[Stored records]

* * * * *

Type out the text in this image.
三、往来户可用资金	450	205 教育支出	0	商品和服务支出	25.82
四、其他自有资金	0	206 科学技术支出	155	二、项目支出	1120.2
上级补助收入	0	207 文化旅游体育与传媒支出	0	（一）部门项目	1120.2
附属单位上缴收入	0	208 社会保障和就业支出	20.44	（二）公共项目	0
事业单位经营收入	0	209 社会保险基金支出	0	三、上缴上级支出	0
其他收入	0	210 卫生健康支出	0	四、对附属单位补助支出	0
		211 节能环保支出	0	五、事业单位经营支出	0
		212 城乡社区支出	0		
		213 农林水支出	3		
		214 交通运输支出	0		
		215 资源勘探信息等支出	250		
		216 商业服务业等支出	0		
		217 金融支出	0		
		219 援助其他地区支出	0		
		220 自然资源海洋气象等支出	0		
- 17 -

* * * * *

_YOUR TASK_
Each line of the material above must be retyped precisely.

_FINAL RESULT_
Type out the text in this image.
三、往来户可用资金	450	205 教育支出	0	商品和服务支出	25.82
四、其他自有资金	0	206 科学技术支出	155	二、项目支出	1120.2
上级补助收入	0	207 文化旅游体育与传媒支出	0	（一）部门项目	1120.2
附属单位上缴收入	0	208 社会保障和就业支出	20.44	（二）公共项目	0
事业单位经营收入	0	209 社会保险基金支出	0	三、上缴上级支出	0
其他收入	0	210 卫生健康支出	0	四、对附属单位补助支出	0
		211 节能环保支出	0	五、事业单位经营支出	0
		212 城乡社区支出	0		
		213 农林水支出	3		
		214 交通运输支出	0		
		215 资源勘探信息等支出	250		
		216 商业服务业等支出	0		
		217 金融支出	0		
		219 援助其他地区支出	0		
		220 自然资源海洋气象等支出	0		
- 17 -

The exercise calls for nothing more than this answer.